▶ Task description
Spot each line that carries the word "higher"; copy those lines.

▶ Provided records
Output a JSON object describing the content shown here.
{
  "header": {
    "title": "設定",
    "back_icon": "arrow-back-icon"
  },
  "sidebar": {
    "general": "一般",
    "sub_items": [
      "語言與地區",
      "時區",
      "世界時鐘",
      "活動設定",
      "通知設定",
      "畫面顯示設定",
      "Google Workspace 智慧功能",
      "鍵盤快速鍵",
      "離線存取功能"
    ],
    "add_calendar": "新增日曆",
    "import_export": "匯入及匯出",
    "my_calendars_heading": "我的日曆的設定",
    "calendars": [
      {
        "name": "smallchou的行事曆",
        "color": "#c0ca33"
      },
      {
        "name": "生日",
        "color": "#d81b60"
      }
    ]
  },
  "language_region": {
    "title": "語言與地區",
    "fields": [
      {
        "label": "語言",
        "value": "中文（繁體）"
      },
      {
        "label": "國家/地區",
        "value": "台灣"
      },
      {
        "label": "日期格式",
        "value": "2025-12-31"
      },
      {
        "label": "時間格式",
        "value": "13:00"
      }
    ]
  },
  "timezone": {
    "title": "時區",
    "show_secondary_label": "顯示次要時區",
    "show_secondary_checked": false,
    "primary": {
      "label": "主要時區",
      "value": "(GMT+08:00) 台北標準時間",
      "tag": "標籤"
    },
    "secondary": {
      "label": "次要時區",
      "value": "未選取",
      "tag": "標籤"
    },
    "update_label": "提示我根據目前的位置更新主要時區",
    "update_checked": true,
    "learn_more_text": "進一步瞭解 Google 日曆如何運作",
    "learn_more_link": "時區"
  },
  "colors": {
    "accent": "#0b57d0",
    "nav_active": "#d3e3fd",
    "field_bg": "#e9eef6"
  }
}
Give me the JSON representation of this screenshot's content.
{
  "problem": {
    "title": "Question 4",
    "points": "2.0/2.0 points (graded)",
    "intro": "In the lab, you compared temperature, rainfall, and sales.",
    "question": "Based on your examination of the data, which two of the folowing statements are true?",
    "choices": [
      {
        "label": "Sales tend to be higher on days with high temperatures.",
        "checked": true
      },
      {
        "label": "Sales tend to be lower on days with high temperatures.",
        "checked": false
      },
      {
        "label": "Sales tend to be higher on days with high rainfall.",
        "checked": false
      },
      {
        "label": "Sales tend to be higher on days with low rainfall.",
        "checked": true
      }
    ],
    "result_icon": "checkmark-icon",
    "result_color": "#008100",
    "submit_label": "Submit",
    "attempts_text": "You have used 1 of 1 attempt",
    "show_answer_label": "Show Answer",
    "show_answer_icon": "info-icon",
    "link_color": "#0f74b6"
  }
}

▶ Task output
        "label": "Sales tend to be higher on days with high temperatures.",
        "label": "Sales tend to be higher on days with high rainfall.",
        "label": "Sales tend to be higher on days with low rainfall.",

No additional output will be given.